> [Exercise]: Reproduce the data starting at the line that contains "- fullscreen-button[interactable]: ⛶: [1201, 652, 1225, 676]" and ending at the line that contains "- filter-program-requirements[interactable]: Program", substituting "chat-icon" for every occurrence of "comment-icon" and leaving all else unchanged. Return only those lines.

○ ○ ○ ○

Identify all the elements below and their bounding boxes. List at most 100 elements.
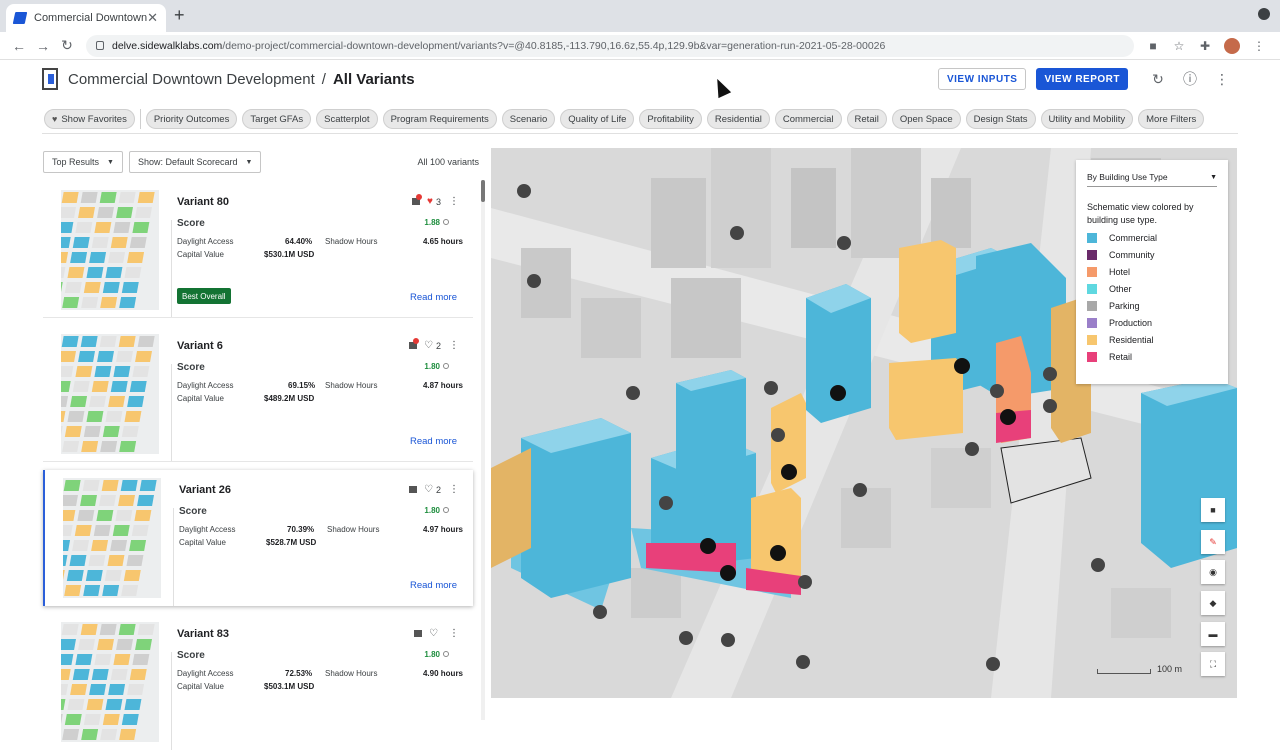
- fullscreen-button[interactable]: ⛶: [1201, 652, 1225, 676]
- legend-description: Schematic view colored by building use t…: [1087, 202, 1194, 225]
- extensions-icon[interactable]: ✚: [1192, 39, 1218, 53]
- filter-scatterplot[interactable]: Scatterplot: [316, 109, 378, 129]
- favorite-heart-icon[interactable]: ♥: [427, 196, 433, 207]
- filter-retail[interactable]: Retail: [846, 109, 887, 129]
- chip-label: Show Favorites: [61, 113, 127, 125]
- favorite-count: 3: [435, 196, 441, 207]
- filter-target-gfas[interactable]: Target GFAs: [242, 109, 312, 129]
- comment-icon: ■: [1210, 505, 1216, 515]
- read-more-link[interactable]: Read more: [410, 436, 457, 447]
- favicon-icon: [12, 12, 28, 24]
- ruler-icon: ▬: [1208, 629, 1218, 639]
- list-controls: Top Results ▼ Show: Default Scorecard ▼ Al…: [43, 151, 483, 173]
- annotate-button[interactable]: ✎: [1201, 530, 1225, 554]
- card-divider: [171, 364, 172, 462]
- daylight-label: Daylight Access: [177, 237, 234, 246]
- star-icon[interactable]: ☆: [1166, 39, 1192, 53]
- capital-label: Capital Value: [179, 538, 226, 547]
- fullscreen-icon: ⛶: [1209, 658, 1217, 669]
- notification-dot: [413, 338, 420, 344]
- app-header: Commercial Downtown Development / All Va…: [42, 60, 1238, 98]
- comment-icon[interactable]: [409, 338, 420, 349]
- legend-item-production: Production: [1087, 317, 1217, 329]
- filter-program-requirements[interactable]: Program Requirements: [382, 109, 497, 129]
- daylight-value: 69.15%: [288, 381, 316, 390]
- view-report-button[interactable]: VIEW REPORT: [1036, 68, 1128, 90]
- window-menu-icon[interactable]: [1258, 8, 1270, 20]
- more-menu-icon[interactable]: ⋮: [1206, 71, 1238, 88]
- sort-dropdown[interactable]: Top Results ▼: [43, 151, 123, 173]
- breadcrumb-project[interactable]: Commercial Downtown Development: [68, 71, 315, 88]
- legend-swatch: [1087, 233, 1097, 243]
- more-options-icon[interactable]: ⋮: [449, 340, 459, 351]
- browser-tab[interactable]: Commercial Downtown Development ✕: [6, 4, 166, 32]
- legend-label: Other: [1109, 284, 1132, 294]
- read-more-link[interactable]: Read more: [410, 292, 457, 303]
- new-tab-icon[interactable]: +: [174, 5, 185, 26]
- close-tab-icon[interactable]: ✕: [147, 10, 158, 26]
- reload-icon[interactable]: ↻: [56, 37, 78, 54]
- variant-card-selected[interactable]: Variant 26 ♡ 2 ⋮ Score 1.80 Daylight Acc…: [43, 470, 473, 606]
- view-inputs-button[interactable]: VIEW INPUTS: [937, 68, 1027, 90]
- browser-menu-icon[interactable]: ⋮: [1246, 39, 1272, 53]
- comment-mode-button[interactable]: ■: [1201, 498, 1225, 522]
- url-field[interactable]: delve.sidewalklabs.com /demo-project/com…: [86, 34, 1134, 57]
- legend-label: Production: [1109, 318, 1153, 328]
- daylight-label: Daylight Access: [177, 381, 234, 390]
- filter-quality-of-life[interactable]: Quality of Life: [560, 109, 635, 129]
- more-options-icon[interactable]: ⋮: [449, 484, 459, 495]
- comment-icon[interactable]: [409, 486, 418, 493]
- filter-scenario[interactable]: Scenario: [501, 109, 556, 129]
- forward-icon[interactable]: →: [32, 38, 54, 54]
- scale-label: 100 m: [1157, 664, 1183, 674]
- list-scrollbar[interactable]: [481, 180, 485, 720]
- scorecard-dropdown[interactable]: Show: Default Scorecard ▼: [128, 151, 262, 173]
- filter-open-space[interactable]: Open Space: [891, 109, 961, 129]
- legend-label: Residential: [1109, 335, 1154, 345]
- variant-actions: ♡ ⋮: [414, 628, 459, 639]
- variant-card[interactable]: Variant 83 ♡ ⋮ Score 1.80 Daylight Acces…: [43, 614, 473, 750]
- legend-type-dropdown[interactable]: By Building Use Type ▼: [1087, 172, 1217, 187]
- favorite-heart-icon[interactable]: ♡: [429, 628, 438, 639]
- tab-title: Commercial Downtown Development: [34, 12, 148, 24]
- filter-profitability[interactable]: Profitability: [639, 109, 702, 129]
- filter-commercial[interactable]: Commercial: [774, 109, 842, 129]
- favorite-heart-icon[interactable]: ♡: [424, 340, 433, 351]
- read-more-link[interactable]: Read more: [410, 580, 457, 591]
- variant-thumbnail[interactable]: [63, 478, 161, 598]
- favorite-heart-icon[interactable]: ♡: [424, 484, 433, 495]
- legend-item-residential: Residential: [1087, 334, 1217, 346]
- help-icon[interactable]: ⓘ: [1174, 69, 1206, 89]
- delve-logo-icon[interactable]: [42, 68, 58, 90]
- legend-item-community: Community: [1087, 249, 1217, 261]
- comment-icon[interactable]: [414, 630, 423, 637]
- card-divider: [173, 508, 174, 606]
- scrollbar-thumb[interactable]: [481, 180, 485, 202]
- more-options-icon[interactable]: ⋮: [449, 628, 459, 639]
- screenshot-button[interactable]: ◉: [1201, 560, 1225, 584]
- measure-button[interactable]: ▬: [1201, 622, 1225, 646]
- comment-icon[interactable]: [412, 194, 423, 205]
- layers-button[interactable]: ◆: [1201, 591, 1225, 615]
- refresh-icon[interactable]: ↻: [1142, 71, 1174, 88]
- filter-residential[interactable]: Residential: [706, 109, 770, 129]
- avatar[interactable]: [1224, 37, 1240, 54]
- legend-swatch: [1087, 250, 1097, 260]
- back-icon[interactable]: ←: [8, 38, 30, 54]
- shadow-label: Shadow Hours: [327, 525, 380, 534]
- filter-utility-and-mobility[interactable]: Utility and Mobility: [1040, 109, 1134, 129]
- variant-thumbnail[interactable]: [61, 622, 159, 742]
- filter-show-favorites[interactable]: ♥ Show Favorites: [44, 109, 135, 129]
- legend-selector-label: By Building Use Type: [1087, 172, 1168, 182]
- variant-card[interactable]: Variant 80 ♥ 3 ⋮ Score 1.88 Daylight Acc…: [43, 182, 473, 318]
- legend-item-parking: Parking: [1087, 300, 1217, 312]
- camera-icon[interactable]: ■: [1140, 39, 1166, 53]
- filter-more-filters[interactable]: More Filters: [1138, 109, 1205, 129]
- variant-count: All 100 variants: [417, 157, 479, 167]
- variant-card[interactable]: Variant 6 ♡ 2 ⋮ Score 1.80 Daylight Acce…: [43, 326, 473, 462]
- more-options-icon[interactable]: ⋮: [449, 196, 459, 207]
- filter-priority-outcomes[interactable]: Priority Outcomes: [145, 109, 238, 129]
- variant-thumbnail[interactable]: [61, 334, 159, 454]
- filter-design-stats[interactable]: Design Stats: [965, 109, 1036, 129]
- variant-thumbnail[interactable]: [61, 190, 159, 310]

○ ○ ○ ○

> [Output of the exercise]:
- fullscreen-button[interactable]: ⛶: [1201, 652, 1225, 676]
- legend-description: Schematic view colored by building use t…: [1087, 202, 1194, 225]
- extensions-icon[interactable]: ✚: [1192, 39, 1218, 53]
- filter-scatterplot[interactable]: Scatterplot: [316, 109, 378, 129]
- favorite-heart-icon[interactable]: ♥: [427, 196, 433, 207]
- filter-retail[interactable]: Retail: [846, 109, 887, 129]
- chip-label: Show Favorites: [61, 113, 127, 125]
- favorite-count: 3: [435, 196, 441, 207]
- filter-target-gfas[interactable]: Target GFAs: [242, 109, 312, 129]
- chat-icon: ■: [1210, 505, 1216, 515]
- read-more-link[interactable]: Read more: [410, 436, 457, 447]
- favicon-icon: [12, 12, 28, 24]
- ruler-icon: ▬: [1208, 629, 1218, 639]
- list-controls: Top Results ▼ Show: Default Scorecard ▼ Al…: [43, 151, 483, 173]
- annotate-button[interactable]: ✎: [1201, 530, 1225, 554]
- card-divider: [171, 364, 172, 462]
- daylight-label: Daylight Access: [177, 237, 234, 246]
- star-icon[interactable]: ☆: [1166, 39, 1192, 53]
- capital-label: Capital Value: [179, 538, 226, 547]
- fullscreen-icon: ⛶: [1209, 658, 1217, 669]
- notification-dot: [413, 338, 420, 344]
- app-header: Commercial Downtown Development / All Va…: [42, 60, 1238, 98]
- chat-icon[interactable]: [409, 338, 420, 349]
- legend-item-production: Production: [1087, 317, 1217, 329]
- filter-program-requirements[interactable]: Program Requirements: [382, 109, 497, 129]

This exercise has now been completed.